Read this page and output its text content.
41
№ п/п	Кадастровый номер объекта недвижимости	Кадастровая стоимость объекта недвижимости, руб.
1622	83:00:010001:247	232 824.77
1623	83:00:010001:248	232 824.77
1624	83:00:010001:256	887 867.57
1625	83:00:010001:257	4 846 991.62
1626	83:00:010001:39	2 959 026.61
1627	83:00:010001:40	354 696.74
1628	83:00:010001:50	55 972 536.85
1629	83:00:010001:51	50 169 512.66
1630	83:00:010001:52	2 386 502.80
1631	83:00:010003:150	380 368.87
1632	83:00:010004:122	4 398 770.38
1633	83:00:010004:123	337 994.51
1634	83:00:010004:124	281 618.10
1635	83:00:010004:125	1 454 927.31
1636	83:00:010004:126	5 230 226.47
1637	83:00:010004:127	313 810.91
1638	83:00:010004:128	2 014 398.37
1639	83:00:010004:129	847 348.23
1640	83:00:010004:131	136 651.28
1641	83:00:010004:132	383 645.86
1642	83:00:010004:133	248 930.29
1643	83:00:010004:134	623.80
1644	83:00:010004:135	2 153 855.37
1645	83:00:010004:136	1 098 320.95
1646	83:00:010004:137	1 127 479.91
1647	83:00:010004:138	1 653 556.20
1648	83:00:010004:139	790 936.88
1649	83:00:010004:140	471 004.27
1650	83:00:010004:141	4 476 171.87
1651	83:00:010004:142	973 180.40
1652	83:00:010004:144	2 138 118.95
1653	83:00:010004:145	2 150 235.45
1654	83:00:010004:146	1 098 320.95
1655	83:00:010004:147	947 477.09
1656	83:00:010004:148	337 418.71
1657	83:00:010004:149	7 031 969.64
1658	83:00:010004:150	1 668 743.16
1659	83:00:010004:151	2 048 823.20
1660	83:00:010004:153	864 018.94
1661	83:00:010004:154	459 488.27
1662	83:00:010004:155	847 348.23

########

## Directions
Copy out the full set of records precisely, leaving nothing out.

## Written reply
Read this page and output its text content.
41
№ п/п	Кадастровый номер объекта недвижимости	Кадастровая стоимость объекта недвижимости, руб.
1622	83:00:010001:247	232 824.77
1623	83:00:010001:248	232 824.77
1624	83:00:010001:256	887 867.57
1625	83:00:010001:257	4 846 991.62
1626	83:00:010001:39	2 959 026.61
1627	83:00:010001:40	354 696.74
1628	83:00:010001:50	55 972 536.85
1629	83:00:010001:51	50 169 512.66
1630	83:00:010001:52	2 386 502.80
1631	83:00:010003:150	380 368.87
1632	83:00:010004:122	4 398 770.38
1633	83:00:010004:123	337 994.51
1634	83:00:010004:124	281 618.10
1635	83:00:010004:125	1 454 927.31
1636	83:00:010004:126	5 230 226.47
1637	83:00:010004:127	313 810.91
1638	83:00:010004:128	2 014 398.37
1639	83:00:010004:129	847 348.23
1640	83:00:010004:131	136 651.28
1641	83:00:010004:132	383 645.86
1642	83:00:010004:133	248 930.29
1643	83:00:010004:134	623.80
1644	83:00:010004:135	2 153 855.37
1645	83:00:010004:136	1 098 320.95
1646	83:00:010004:137	1 127 479.91
1647	83:00:010004:138	1 653 556.20
1648	83:00:010004:139	790 936.88
1649	83:00:010004:140	471 004.27
1650	83:00:010004:141	4 476 171.87
1651	83:00:010004:142	973 180.40
1652	83:00:010004:144	2 138 118.95
1653	83:00:010004:145	2 150 235.45
1654	83:00:010004:146	1 098 320.95
1655	83:00:010004:147	947 477.09
1656	83:00:010004:148	337 418.71
1657	83:00:010004:149	7 031 969.64
1658	83:00:010004:150	1 668 743.16
1659	83:00:010004:151	2 048 823.20
1660	83:00:010004:153	864 018.94
1661	83:00:010004:154	459 488.27
1662	83:00:010004:155	847 348.23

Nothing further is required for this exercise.